## STATED TASK:
Would you transcribe the whole listing exactly, minus its pictures?
┌─ DATA IN THIS EXERCISE
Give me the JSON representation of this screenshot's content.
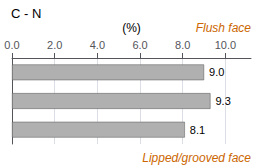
{
  "chart_data": {
    "type": "bar",
    "orientation": "horizontal",
    "title": "C - N",
    "xlabel": "(%)",
    "annotations": [
      {
        "text": "Flush face",
        "color": "#cc6600"
      },
      {
        "text": "Lipped/grooved face",
        "color": "#cc6600"
      }
    ],
    "categories": [
      null,
      null,
      null
    ],
    "values": [
      9.0,
      9.3,
      8.1
    ],
    "value_labels": [
      "9.0",
      "9.3",
      "8.1"
    ],
    "data_labels": true,
    "color": "#b0b0b0",
    "xlim": [
      0.0,
      11.2
    ],
    "xticks": [
      {
        "value": 0,
        "label": "0.0"
      },
      {
        "value": 2,
        "label": "2.0"
      },
      {
        "value": 4,
        "label": "4.0"
      },
      {
        "value": 6,
        "label": "6.0"
      },
      {
        "value": 8,
        "label": "8.0"
      },
      {
        "value": 10,
        "label": "10.0"
      }
    ],
    "grid": true,
    "tick_labels": "x"
  }
}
└─
## SOLUTION FOR THIS TASK:
Give me the JSON representation of this screenshot's content.
{
  "chart_data": {
    "type": "bar",
    "orientation": "horizontal",
    "title": "C - N",
    "xlabel": "(%)",
    "annotations": [
      {
        "text": "Flush face",
        "color": "#cc6600"
      },
      {
        "text": "Lipped/grooved face",
        "color": "#cc6600"
      }
    ],
    "categories": [
      null,
      null,
      null
    ],
    "values": [
      9.0,
      9.3,
      8.1
    ],
    "value_labels": [
      "9.0",
      "9.3",
      "8.1"
    ],
    "data_labels": true,
    "color": "#b0b0b0",
    "xlim": [
      0.0,
      11.2
    ],
    "xticks": [
      {
        "value": 0,
        "label": "0.0"
      },
      {
        "value": 2,
        "label": "2.0"
      },
      {
        "value": 4,
        "label": "4.0"
      },
      {
        "value": 6,
        "label": "6.0"
      },
      {
        "value": 8,
        "label": "8.0"
      },
      {
        "value": 10,
        "label": "10.0"
      }
    ],
    "grid": true,
    "tick_labels": "x"
  }
}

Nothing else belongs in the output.